Set task: Without the pictures, set down every line of the data exactly.
__________
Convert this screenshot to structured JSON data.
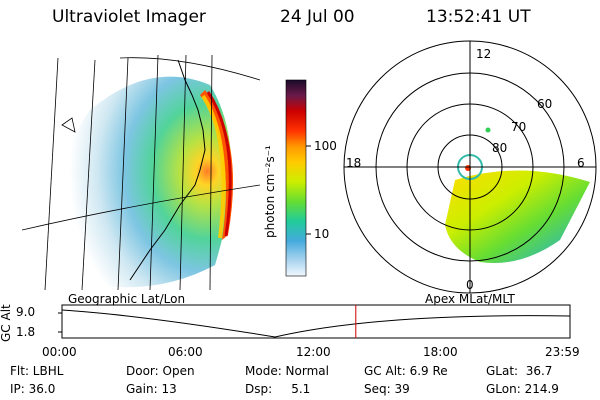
{
  "header": {
    "instrument": "Ultraviolet Imager",
    "date": "24 Jul 00",
    "time": "13:52:41 UT"
  },
  "colorbar": {
    "unit_label": "photon cm⁻²s⁻¹",
    "ticks": [
      "100",
      "10"
    ],
    "colors": [
      "#2a0a3a",
      "#6a1a4a",
      "#cc0000",
      "#ff3300",
      "#ff8800",
      "#ffcc00",
      "#ddee00",
      "#88dd22",
      "#33cc55",
      "#22ccaa",
      "#33aadd",
      "#99ccee",
      "#e0f0f8"
    ]
  },
  "left_panel": {
    "label": "Geographic Lat/Lon"
  },
  "right_panel": {
    "label": "Apex MLat/MLT",
    "mlt_labels": {
      "top": "12",
      "left": "18",
      "right": "6",
      "bottom": "0"
    },
    "lat_labels": [
      "60",
      "70",
      "80"
    ]
  },
  "timeline": {
    "y_axis_label": "GC Alt",
    "y_ticks": [
      "9.0",
      "1.8"
    ],
    "x_ticks": [
      "00:00",
      "06:00",
      "12:00",
      "18:00",
      "23:59"
    ],
    "marker_time_hours": 13.88,
    "marker_color": "#cc0000"
  },
  "info": {
    "flt": "Flt: LBHL",
    "ip": "IP: 36.0",
    "door": "Door: Open",
    "gain": "Gain: 13",
    "mode": "Mode: Normal",
    "dsp": "Dsp:     5.1",
    "gc_alt": "GC Alt: 6.9 Re",
    "seq": "Seq: 39",
    "glat": "GLat:  36.7",
    "glon": "GLon: 214.9"
  }
}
__________
Solution to the exercise:
Convert this screenshot to structured JSON data.
{
  "header": {
    "instrument": "Ultraviolet Imager",
    "date": "24 Jul 00",
    "time": "13:52:41 UT"
  },
  "colorbar": {
    "unit_label": "photon cm⁻²s⁻¹",
    "ticks": [
      "100",
      "10"
    ],
    "colors": [
      "#2a0a3a",
      "#6a1a4a",
      "#cc0000",
      "#ff3300",
      "#ff8800",
      "#ffcc00",
      "#ddee00",
      "#88dd22",
      "#33cc55",
      "#22ccaa",
      "#33aadd",
      "#99ccee",
      "#e0f0f8"
    ]
  },
  "left_panel": {
    "label": "Geographic Lat/Lon"
  },
  "right_panel": {
    "label": "Apex MLat/MLT",
    "mlt_labels": {
      "top": "12",
      "left": "18",
      "right": "6",
      "bottom": "0"
    },
    "lat_labels": [
      "60",
      "70",
      "80"
    ]
  },
  "timeline": {
    "y_axis_label": "GC Alt",
    "y_ticks": [
      "9.0",
      "1.8"
    ],
    "x_ticks": [
      "00:00",
      "06:00",
      "12:00",
      "18:00",
      "23:59"
    ],
    "marker_time_hours": 13.88,
    "marker_color": "#cc0000"
  },
  "info": {
    "flt": "Flt: LBHL",
    "ip": "IP: 36.0",
    "door": "Door: Open",
    "gain": "Gain: 13",
    "mode": "Mode: Normal",
    "dsp": "Dsp:     5.1",
    "gc_alt": "GC Alt: 6.9 Re",
    "seq": "Seq: 39",
    "glat": "GLat:  36.7",
    "glon": "GLon: 214.9"
  }
}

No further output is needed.